Set problem: Copy out every record below, word for word.

▼

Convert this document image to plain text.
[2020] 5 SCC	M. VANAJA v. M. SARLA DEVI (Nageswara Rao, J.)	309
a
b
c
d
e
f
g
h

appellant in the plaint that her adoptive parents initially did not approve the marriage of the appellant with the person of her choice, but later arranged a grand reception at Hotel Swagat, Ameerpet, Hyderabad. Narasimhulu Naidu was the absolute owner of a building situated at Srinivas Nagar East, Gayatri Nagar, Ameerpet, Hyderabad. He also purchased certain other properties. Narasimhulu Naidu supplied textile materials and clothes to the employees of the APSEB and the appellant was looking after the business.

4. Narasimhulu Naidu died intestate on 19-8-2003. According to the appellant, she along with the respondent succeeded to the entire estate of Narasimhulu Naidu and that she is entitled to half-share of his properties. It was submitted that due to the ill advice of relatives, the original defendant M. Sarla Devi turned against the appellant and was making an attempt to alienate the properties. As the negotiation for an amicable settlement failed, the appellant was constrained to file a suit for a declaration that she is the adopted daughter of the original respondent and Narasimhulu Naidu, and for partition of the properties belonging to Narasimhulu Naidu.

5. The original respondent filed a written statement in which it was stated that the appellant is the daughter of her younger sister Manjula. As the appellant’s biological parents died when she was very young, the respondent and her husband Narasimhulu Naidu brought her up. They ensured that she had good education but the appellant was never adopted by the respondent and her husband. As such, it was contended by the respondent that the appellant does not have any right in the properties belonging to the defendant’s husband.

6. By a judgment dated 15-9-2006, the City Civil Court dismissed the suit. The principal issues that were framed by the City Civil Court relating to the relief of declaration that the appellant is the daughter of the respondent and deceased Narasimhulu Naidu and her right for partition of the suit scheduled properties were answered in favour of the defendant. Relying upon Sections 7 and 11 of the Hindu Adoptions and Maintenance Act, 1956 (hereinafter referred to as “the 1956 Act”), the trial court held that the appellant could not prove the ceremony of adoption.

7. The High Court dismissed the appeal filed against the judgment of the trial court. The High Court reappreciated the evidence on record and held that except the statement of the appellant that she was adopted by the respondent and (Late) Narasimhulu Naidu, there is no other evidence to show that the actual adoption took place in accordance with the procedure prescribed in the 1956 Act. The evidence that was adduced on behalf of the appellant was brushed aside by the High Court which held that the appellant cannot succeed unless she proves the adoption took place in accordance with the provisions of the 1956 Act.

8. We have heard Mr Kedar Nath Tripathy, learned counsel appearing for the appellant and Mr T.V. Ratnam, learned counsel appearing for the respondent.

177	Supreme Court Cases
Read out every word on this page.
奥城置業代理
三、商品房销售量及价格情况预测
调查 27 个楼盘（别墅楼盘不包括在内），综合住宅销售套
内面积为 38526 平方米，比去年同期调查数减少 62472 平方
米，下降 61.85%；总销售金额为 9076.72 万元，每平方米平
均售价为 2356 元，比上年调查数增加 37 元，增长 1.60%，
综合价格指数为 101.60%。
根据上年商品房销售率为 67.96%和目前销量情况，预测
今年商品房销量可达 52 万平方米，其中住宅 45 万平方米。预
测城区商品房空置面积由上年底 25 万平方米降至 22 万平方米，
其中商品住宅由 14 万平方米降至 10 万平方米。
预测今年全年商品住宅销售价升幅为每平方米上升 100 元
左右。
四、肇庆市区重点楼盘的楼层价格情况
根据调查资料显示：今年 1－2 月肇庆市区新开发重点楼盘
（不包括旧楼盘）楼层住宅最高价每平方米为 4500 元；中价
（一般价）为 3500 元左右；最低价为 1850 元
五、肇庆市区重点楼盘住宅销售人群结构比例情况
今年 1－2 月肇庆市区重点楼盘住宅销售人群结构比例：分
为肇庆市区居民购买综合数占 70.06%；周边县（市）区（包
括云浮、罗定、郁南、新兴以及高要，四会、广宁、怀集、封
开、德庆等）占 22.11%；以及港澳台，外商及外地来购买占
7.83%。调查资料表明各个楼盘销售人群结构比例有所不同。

▲

Finished exercise:
Convert this document image to plain text.
[2020] 5 SCC	M. VANAJA v. M. SARLA DEVI (Nageswara Rao, J.)	309
a
b
c
d
e
f
g
h

appellant in the plaint that her adoptive parents initially did not approve the marriage of the appellant with the person of her choice, but later arranged a grand reception at Hotel Swagat, Ameerpet, Hyderabad. Narasimhulu Naidu was the absolute owner of a building situated at Srinivas Nagar East, Gayatri Nagar, Ameerpet, Hyderabad. He also purchased certain other properties. Narasimhulu Naidu supplied textile materials and clothes to the employees of the APSEB and the appellant was looking after the business.

4. Narasimhulu Naidu died intestate on 19-8-2003. According to the appellant, she along with the respondent succeeded to the entire estate of Narasimhulu Naidu and that she is entitled to half-share of his properties. It was submitted that due to the ill advice of relatives, the original defendant M. Sarla Devi turned against the appellant and was making an attempt to alienate the properties. As the negotiation for an amicable settlement failed, the appellant was constrained to file a suit for a declaration that she is the adopted daughter of the original respondent and Narasimhulu Naidu, and for partition of the properties belonging to Narasimhulu Naidu.

5. The original respondent filed a written statement in which it was stated that the appellant is the daughter of her younger sister Manjula. As the appellant’s biological parents died when she was very young, the respondent and her husband Narasimhulu Naidu brought her up. They ensured that she had good education but the appellant was never adopted by the respondent and her husband. As such, it was contended by the respondent that the appellant does not have any right in the properties belonging to the defendant’s husband.

6. By a judgment dated 15-9-2006, the City Civil Court dismissed the suit. The principal issues that were framed by the City Civil Court relating to the relief of declaration that the appellant is the daughter of the respondent and deceased Narasimhulu Naidu and her right for partition of the suit scheduled properties were answered in favour of the defendant. Relying upon Sections 7 and 11 of the Hindu Adoptions and Maintenance Act, 1956 (hereinafter referred to as “the 1956 Act”), the trial court held that the appellant could not prove the ceremony of adoption.

7. The High Court dismissed the appeal filed against the judgment of the trial court. The High Court reappreciated the evidence on record and held that except the statement of the appellant that she was adopted by the respondent and (Late) Narasimhulu Naidu, there is no other evidence to show that the actual adoption took place in accordance with the procedure prescribed in the 1956 Act. The evidence that was adduced on behalf of the appellant was brushed aside by the High Court which held that the appellant cannot succeed unless she proves the adoption took place in accordance with the provisions of the 1956 Act.

8. We have heard Mr Kedar Nath Tripathy, learned counsel appearing for the appellant and Mr T.V. Ratnam, learned counsel appearing for the respondent.

177	Supreme Court Cases
Read out every word on this page.
奥城置業代理
三、商品房销售量及价格情况预测
调查 27 个楼盘（别墅楼盘不包括在内），综合住宅销售套
内面积为 38526 平方米，比去年同期调查数减少 62472 平方
米，下降 61.85%；总销售金额为 9076.72 万元，每平方米平
均售价为 2356 元，比上年调查数增加 37 元，增长 1.60%，
综合价格指数为 101.60%。
根据上年商品房销售率为 67.96%和目前销量情况，预测
今年商品房销量可达 52 万平方米，其中住宅 45 万平方米。预
测城区商品房空置面积由上年底 25 万平方米降至 22 万平方米，
其中商品住宅由 14 万平方米降至 10 万平方米。
预测今年全年商品住宅销售价升幅为每平方米上升 100 元
左右。
四、肇庆市区重点楼盘的楼层价格情况
根据调查资料显示：今年 1－2 月肇庆市区新开发重点楼盘
（不包括旧楼盘）楼层住宅最高价每平方米为 4500 元；中价
（一般价）为 3500 元左右；最低价为 1850 元
五、肇庆市区重点楼盘住宅销售人群结构比例情况
今年 1－2 月肇庆市区重点楼盘住宅销售人群结构比例：分
为肇庆市区居民购买综合数占 70.06%；周边县（市）区（包
括云浮、罗定、郁南、新兴以及高要，四会、广宁、怀集、封
开、德庆等）占 22.11%；以及港澳台，外商及外地来购买占
7.83%。调查资料表明各个楼盘销售人群结构比例有所不同。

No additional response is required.